* Goal:
Determine the number of lines containing the word "primeros". Reply with it and nothing else.

[Extracted data entries]
· · ·
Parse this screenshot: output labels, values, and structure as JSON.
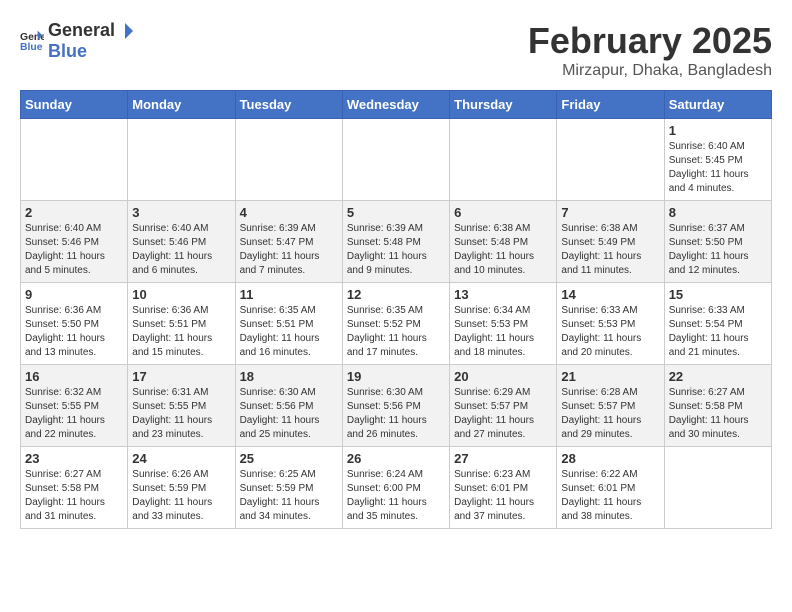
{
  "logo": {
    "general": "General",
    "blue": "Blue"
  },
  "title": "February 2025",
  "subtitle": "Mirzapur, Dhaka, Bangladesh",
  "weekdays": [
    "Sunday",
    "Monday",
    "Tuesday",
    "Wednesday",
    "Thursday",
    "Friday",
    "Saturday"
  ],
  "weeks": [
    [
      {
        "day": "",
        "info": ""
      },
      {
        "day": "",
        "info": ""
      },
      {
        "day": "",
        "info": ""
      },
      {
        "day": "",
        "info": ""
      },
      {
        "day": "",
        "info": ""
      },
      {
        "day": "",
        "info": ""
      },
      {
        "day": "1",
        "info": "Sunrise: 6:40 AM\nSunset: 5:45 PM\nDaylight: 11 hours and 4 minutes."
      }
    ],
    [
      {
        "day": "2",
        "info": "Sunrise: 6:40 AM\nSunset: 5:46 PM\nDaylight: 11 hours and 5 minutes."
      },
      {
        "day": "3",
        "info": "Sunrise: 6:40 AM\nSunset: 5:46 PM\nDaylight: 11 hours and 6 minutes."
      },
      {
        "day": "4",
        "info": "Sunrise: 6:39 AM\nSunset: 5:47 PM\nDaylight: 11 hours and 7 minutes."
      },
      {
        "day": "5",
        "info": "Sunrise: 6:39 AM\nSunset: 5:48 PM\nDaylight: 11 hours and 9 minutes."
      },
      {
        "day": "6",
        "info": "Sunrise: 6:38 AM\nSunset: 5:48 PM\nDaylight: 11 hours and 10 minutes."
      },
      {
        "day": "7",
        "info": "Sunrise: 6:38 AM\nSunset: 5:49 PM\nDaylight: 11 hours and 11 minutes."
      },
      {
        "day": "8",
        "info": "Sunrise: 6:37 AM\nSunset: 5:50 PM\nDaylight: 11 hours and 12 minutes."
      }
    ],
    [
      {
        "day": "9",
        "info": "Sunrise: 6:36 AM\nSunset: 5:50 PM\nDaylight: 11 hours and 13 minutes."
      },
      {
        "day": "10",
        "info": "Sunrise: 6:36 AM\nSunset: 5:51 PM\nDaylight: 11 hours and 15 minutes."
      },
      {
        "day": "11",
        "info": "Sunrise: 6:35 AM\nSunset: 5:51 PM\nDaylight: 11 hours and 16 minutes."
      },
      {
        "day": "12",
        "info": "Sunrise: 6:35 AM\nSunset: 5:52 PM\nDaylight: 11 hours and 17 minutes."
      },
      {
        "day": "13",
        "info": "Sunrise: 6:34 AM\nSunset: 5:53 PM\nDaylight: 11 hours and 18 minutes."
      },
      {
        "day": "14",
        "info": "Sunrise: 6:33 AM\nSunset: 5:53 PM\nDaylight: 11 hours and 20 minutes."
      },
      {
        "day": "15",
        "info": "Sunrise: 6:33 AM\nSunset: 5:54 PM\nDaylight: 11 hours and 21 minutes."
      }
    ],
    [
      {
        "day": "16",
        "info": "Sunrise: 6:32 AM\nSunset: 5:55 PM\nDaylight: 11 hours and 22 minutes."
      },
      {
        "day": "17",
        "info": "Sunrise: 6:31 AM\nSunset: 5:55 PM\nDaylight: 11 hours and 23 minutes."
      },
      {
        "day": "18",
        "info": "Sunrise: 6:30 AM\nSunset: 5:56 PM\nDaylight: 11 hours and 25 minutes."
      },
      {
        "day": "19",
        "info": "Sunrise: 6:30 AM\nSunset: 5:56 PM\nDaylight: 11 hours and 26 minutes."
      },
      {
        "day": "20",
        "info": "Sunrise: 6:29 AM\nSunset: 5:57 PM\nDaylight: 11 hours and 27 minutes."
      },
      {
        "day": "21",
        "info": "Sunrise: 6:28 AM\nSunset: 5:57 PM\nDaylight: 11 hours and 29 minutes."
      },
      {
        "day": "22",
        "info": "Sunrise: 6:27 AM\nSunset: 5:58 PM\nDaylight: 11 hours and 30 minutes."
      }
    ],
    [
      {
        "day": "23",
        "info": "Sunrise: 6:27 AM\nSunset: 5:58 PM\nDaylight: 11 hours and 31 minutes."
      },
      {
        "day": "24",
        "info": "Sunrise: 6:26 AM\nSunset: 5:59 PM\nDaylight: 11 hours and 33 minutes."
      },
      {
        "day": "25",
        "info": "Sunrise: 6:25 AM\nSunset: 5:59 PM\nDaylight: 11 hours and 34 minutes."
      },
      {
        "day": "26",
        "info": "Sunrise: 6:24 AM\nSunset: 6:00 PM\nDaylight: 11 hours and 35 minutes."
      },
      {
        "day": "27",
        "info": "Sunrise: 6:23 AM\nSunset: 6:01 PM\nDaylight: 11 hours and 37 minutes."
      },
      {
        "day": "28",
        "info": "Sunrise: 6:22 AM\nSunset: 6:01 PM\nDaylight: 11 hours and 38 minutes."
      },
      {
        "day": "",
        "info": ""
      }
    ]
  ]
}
· · ·
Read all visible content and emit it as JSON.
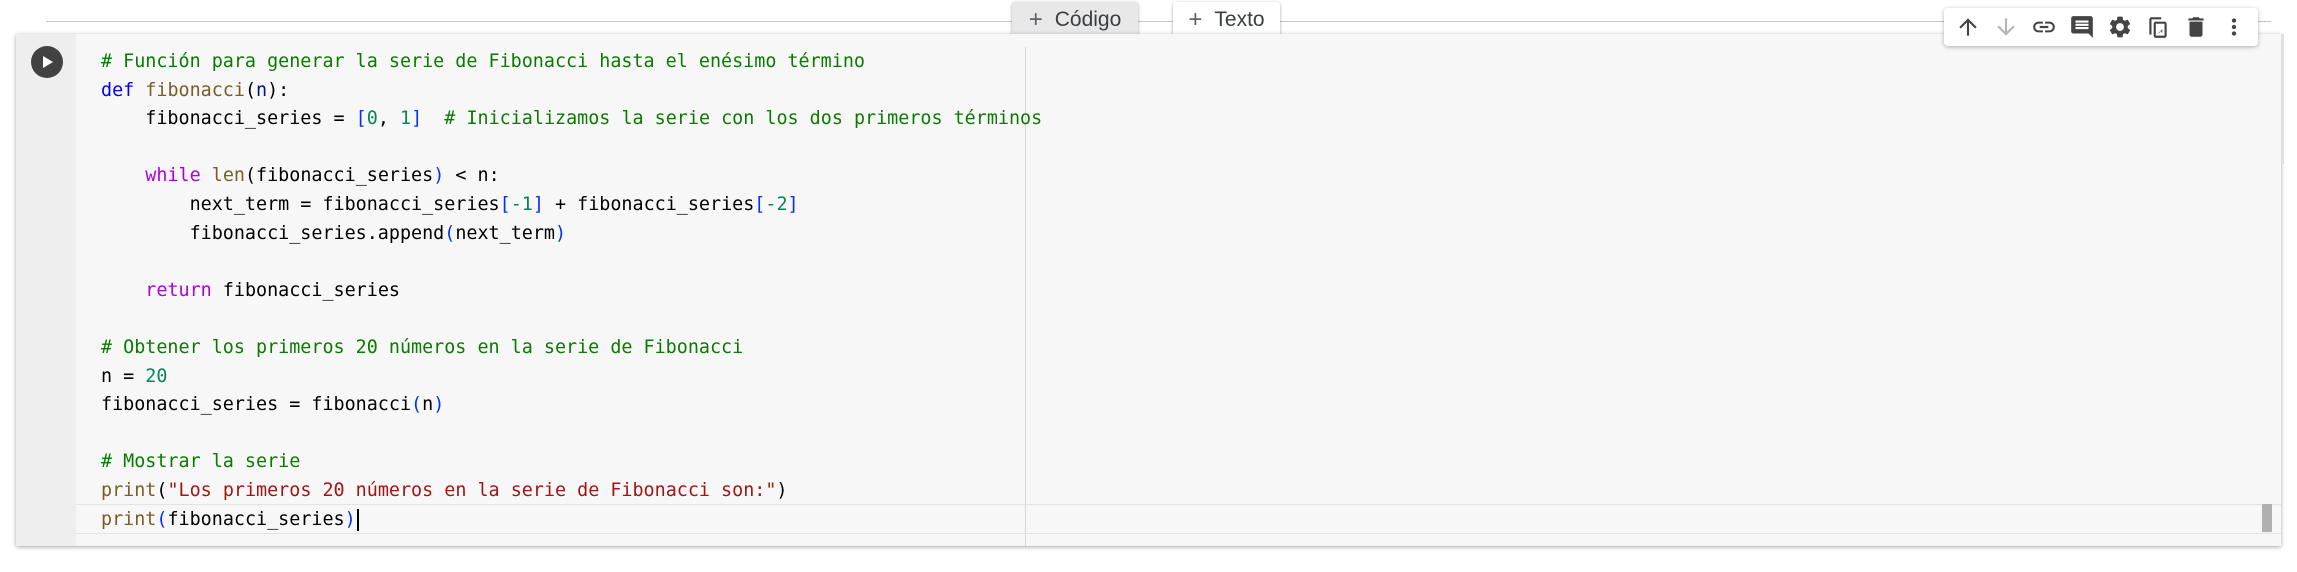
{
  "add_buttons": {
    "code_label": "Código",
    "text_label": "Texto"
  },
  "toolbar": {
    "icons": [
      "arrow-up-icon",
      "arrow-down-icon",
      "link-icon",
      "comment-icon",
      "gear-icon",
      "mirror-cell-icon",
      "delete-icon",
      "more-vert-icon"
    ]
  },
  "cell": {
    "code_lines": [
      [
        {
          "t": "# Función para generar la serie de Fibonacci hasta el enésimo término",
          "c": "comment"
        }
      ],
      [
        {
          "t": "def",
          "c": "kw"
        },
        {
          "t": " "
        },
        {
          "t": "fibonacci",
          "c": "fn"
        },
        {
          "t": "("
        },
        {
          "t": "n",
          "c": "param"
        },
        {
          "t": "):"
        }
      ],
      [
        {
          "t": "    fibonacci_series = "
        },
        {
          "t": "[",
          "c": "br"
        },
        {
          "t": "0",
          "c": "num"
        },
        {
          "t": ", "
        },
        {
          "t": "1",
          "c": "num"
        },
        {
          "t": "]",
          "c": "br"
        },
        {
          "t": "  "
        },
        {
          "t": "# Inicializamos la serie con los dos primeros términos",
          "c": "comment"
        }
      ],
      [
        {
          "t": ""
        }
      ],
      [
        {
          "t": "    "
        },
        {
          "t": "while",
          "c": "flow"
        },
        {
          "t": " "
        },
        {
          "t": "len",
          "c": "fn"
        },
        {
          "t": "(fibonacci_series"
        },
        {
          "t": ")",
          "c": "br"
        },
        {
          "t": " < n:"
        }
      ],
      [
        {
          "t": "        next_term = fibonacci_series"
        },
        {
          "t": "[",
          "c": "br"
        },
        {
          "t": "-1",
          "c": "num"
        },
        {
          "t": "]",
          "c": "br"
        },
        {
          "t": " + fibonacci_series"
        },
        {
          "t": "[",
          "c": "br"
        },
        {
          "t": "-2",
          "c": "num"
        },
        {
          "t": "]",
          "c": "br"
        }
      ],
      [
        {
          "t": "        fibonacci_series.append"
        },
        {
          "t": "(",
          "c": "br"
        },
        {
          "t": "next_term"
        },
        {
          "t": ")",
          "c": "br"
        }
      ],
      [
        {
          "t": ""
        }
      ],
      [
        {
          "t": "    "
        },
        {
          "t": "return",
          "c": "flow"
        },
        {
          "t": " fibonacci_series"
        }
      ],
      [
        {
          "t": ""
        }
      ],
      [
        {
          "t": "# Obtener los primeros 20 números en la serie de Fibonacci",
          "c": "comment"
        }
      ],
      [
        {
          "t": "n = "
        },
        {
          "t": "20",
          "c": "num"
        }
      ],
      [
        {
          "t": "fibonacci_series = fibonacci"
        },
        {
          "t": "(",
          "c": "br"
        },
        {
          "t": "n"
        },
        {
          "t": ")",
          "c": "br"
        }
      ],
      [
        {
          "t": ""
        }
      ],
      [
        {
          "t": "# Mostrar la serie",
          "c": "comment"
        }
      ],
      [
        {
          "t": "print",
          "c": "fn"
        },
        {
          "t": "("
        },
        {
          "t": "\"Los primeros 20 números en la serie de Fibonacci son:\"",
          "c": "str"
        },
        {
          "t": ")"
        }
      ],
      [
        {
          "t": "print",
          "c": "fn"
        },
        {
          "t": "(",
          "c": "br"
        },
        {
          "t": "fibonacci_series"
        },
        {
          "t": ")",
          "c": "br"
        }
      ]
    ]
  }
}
· · ·
* Output of the exercise:
3